This piece is part of our series, Policy Actions for Racial Equity (PARE), which explores the many ways housing policies contribute to racial disparities in our country.

Last year was the hottest year on record, and 2024 has a one-in-three chance of being even hotter. As temperatures increase and climate change worsens, extreme heat events will occur with more frequency and intensity, having an outsized impact in dense, urban areas. Urban neighborhoods face increased temperatures due to building concentrations and a lack of green space, creating a phenomenon referred to as the urban heat island effect.

Neighborhoods with a high number of low-income residents of color experience more intense heat island effects. This is not by chance, but is a result of deliberate, discriminatory housing policies that have impacted people of color, pushing them into vulnerable neighborhoods prone to extreme heat exacerbated by climate change.   

Extreme Heat Occurrence and Impacts 

A study of 108 U.S. urban areas found that formerly redlined neighborhoods are on average 4.5°F hotter than non-redlined neighborhoods. Redlining is a historic, discriminatory practice that involved lending institutions denying investment to neighborhoods primarily based on their racial or ethnic makeup, perpetuating economic disparities. Today, non-redlined neighborhoods tend to be cooler in times of extreme heat because they have denser tree canopies that help keep the area cool and protected from the sun, as well as less pavement and more green space. These disparities reflect decades of disinvestment and the disproportionate climate impacts in underserved communities.

********************

> **Exercise tasks**
A) Retype the passage on extreme heat and redlining word for word, everything from "Last year was" down to "heat island effect.".
B) Extend the passage on extreme heat and redlining past its last sentence, carrying it on in the same style.

> **Material shown**
********************

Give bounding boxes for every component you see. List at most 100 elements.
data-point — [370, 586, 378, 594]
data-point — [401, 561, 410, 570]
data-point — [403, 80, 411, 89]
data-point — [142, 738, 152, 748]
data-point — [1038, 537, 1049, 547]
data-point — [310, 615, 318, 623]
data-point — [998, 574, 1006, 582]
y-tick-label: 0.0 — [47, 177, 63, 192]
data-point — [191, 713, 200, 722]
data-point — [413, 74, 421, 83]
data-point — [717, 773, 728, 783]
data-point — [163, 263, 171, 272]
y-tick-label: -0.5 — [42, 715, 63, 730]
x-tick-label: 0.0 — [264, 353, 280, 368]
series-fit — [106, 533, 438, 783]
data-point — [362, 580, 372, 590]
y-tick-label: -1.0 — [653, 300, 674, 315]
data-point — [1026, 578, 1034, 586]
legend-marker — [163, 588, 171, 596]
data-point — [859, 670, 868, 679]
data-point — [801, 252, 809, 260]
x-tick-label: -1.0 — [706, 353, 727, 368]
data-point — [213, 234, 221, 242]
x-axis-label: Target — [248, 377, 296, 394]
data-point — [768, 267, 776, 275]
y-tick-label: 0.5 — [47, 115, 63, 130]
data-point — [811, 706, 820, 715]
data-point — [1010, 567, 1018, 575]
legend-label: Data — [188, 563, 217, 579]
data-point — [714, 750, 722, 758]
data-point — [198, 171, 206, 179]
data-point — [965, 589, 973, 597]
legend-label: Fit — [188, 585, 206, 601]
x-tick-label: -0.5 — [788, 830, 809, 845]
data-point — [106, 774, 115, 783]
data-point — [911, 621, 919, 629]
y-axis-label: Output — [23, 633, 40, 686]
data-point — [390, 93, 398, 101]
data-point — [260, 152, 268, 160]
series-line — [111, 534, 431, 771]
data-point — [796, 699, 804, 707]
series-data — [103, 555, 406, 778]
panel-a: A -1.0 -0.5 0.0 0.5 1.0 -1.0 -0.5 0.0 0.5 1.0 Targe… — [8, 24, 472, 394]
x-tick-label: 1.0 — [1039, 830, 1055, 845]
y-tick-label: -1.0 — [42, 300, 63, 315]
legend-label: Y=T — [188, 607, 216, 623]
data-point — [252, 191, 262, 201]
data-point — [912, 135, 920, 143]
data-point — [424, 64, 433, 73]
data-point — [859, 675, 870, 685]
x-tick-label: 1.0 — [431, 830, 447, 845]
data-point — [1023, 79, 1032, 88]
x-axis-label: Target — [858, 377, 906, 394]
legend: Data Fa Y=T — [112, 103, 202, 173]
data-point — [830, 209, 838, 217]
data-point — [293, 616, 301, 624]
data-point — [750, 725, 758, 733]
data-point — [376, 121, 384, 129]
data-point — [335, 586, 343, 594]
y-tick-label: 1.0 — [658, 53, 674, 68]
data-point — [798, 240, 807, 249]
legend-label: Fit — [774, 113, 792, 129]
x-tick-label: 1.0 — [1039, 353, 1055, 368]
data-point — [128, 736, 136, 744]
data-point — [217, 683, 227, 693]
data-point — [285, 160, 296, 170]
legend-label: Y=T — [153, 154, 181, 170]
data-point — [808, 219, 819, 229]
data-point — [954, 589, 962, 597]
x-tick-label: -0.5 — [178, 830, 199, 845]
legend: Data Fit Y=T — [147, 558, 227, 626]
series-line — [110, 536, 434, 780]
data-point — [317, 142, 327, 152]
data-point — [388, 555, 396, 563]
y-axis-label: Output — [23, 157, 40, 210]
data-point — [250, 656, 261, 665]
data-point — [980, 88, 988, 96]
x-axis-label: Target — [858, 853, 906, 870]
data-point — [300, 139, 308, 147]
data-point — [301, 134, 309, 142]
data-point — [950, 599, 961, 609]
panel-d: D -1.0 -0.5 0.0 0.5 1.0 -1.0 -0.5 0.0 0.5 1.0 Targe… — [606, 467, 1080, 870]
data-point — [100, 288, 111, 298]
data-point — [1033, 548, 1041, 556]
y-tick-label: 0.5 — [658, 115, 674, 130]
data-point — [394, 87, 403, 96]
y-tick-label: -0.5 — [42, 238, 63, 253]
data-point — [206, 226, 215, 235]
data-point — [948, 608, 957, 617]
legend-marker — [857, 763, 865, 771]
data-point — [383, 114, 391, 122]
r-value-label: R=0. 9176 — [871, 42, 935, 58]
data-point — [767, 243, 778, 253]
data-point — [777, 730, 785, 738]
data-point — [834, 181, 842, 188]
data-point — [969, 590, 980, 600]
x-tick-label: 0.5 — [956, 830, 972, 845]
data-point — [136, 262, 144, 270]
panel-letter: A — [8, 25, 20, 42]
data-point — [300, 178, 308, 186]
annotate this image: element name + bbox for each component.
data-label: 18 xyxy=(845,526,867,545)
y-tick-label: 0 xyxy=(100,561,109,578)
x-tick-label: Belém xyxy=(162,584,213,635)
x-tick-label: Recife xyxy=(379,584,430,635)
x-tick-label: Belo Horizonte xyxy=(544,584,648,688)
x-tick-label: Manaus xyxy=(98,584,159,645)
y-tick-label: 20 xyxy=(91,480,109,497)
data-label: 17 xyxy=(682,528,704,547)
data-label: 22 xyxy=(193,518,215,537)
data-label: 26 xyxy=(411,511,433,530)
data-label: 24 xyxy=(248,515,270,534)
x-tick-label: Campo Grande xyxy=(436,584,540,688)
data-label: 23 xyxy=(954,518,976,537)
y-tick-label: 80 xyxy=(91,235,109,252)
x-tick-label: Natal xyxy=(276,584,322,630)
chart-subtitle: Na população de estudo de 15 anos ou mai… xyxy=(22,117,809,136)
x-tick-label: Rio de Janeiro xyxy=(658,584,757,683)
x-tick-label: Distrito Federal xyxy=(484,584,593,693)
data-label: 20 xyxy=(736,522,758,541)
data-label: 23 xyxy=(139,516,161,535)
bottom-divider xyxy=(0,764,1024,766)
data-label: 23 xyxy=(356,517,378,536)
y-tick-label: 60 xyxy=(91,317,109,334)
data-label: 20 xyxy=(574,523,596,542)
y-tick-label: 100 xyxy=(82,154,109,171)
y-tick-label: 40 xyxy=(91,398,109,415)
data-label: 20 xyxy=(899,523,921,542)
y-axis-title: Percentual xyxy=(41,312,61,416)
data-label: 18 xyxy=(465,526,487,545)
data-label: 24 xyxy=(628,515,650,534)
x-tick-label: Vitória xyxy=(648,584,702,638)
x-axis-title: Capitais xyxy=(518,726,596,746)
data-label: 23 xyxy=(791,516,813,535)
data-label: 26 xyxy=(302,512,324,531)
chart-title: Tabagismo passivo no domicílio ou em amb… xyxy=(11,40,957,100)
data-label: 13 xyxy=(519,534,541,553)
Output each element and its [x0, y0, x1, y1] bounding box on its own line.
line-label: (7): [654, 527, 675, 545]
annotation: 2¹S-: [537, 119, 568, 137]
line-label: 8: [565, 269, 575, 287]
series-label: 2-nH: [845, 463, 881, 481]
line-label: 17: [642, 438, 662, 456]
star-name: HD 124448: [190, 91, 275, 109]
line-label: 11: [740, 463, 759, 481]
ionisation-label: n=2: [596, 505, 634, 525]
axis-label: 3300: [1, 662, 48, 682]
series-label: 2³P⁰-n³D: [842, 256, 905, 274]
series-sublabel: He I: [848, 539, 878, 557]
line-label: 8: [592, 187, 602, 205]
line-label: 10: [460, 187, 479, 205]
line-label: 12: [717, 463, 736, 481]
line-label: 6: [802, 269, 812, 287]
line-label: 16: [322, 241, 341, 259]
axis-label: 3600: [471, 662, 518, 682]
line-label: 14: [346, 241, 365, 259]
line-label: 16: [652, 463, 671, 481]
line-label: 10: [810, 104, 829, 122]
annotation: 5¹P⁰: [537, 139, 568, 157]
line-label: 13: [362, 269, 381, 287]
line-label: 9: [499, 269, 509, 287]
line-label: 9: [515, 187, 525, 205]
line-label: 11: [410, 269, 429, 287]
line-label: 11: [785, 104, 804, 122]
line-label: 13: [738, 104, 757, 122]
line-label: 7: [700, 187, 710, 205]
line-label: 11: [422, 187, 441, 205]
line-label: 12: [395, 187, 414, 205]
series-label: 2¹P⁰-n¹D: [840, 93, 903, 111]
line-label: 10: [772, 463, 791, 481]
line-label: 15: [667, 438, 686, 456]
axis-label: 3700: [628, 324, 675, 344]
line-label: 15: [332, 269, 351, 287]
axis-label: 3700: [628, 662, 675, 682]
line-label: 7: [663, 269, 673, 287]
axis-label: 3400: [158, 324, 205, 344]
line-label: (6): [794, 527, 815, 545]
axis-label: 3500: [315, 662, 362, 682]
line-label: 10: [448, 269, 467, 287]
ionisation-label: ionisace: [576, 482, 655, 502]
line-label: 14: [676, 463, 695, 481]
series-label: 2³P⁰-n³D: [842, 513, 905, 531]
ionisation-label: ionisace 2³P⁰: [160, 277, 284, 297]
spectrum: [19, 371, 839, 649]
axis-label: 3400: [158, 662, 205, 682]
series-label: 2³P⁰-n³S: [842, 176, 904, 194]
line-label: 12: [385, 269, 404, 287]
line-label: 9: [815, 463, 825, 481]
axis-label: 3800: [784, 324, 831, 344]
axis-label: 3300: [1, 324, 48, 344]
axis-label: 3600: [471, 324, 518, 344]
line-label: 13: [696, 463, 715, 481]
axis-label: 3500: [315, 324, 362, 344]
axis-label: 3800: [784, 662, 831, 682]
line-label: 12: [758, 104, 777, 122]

********************

> **Results by task**
A)
Last year was the hottest year on record, and 2024 has a one-in-three chance of being even hotter. As temperatures increase and climate change worsens, extreme heat events will occur with more frequency and intensity, having an outsized impact in dense, urban areas. Urban neighborhoods face increased temperatures due to building concentrations and a lack of green space, creating a phenomenon referred to as the urban heat island effect.

B)
Heat risk map of west Philadelphia
Maps of West Philadelphia showcase how redlining practices intersect with current tree canopy coverage. Redlined neighborhoods (graded as “at risk” (D) in the map on the left) historically have lower tree canopy coverage compared to areas with higher grades. Uncover the impact of redlining on tree canopy coverage in your own city.


Extreme heat poses significant health risks to vulnerable populations including older adults, younger children, and individuals with pre-existing health conditions. During heat waves, urban heat islands intensify already heightened temperatures, amplifying the health risks. Heat-related illnesses – including respiratory difficulties, heat cramps, heat exhaustion, and non-fatal heat stroke – become more prevalent with prolonged exposure to such extreme conditions. The prevalence of these heat-related illnesses has led to an increase in heat-related mortality, making heat waves the deadliest weather-related hazard in the U.S.  

Reducing Extreme Heat with Enterprise Green Communities 

Investing in climate-ready housing strategies can mitigate these risks. Enterprise Green Communities, a certification program created by and for affordable housers, offers cost-effective measures for developers to build sustainable, resilient, healthy, and efficient homes. By certifying to Green Communities, developers implement strategies that mitigate urban heat island effects and create homes more resistant to the impacts of a warming climate, protecting both residents and properties. 

As climate change leads to more frequent and prolonged heat waves, demand for air conditioning to cool buildings will increase. This can strain the power grid, leading to brownouts and power outages putting residents without access to cool, habitable homes during extreme heat events at risk for heat-related illnesses and even death.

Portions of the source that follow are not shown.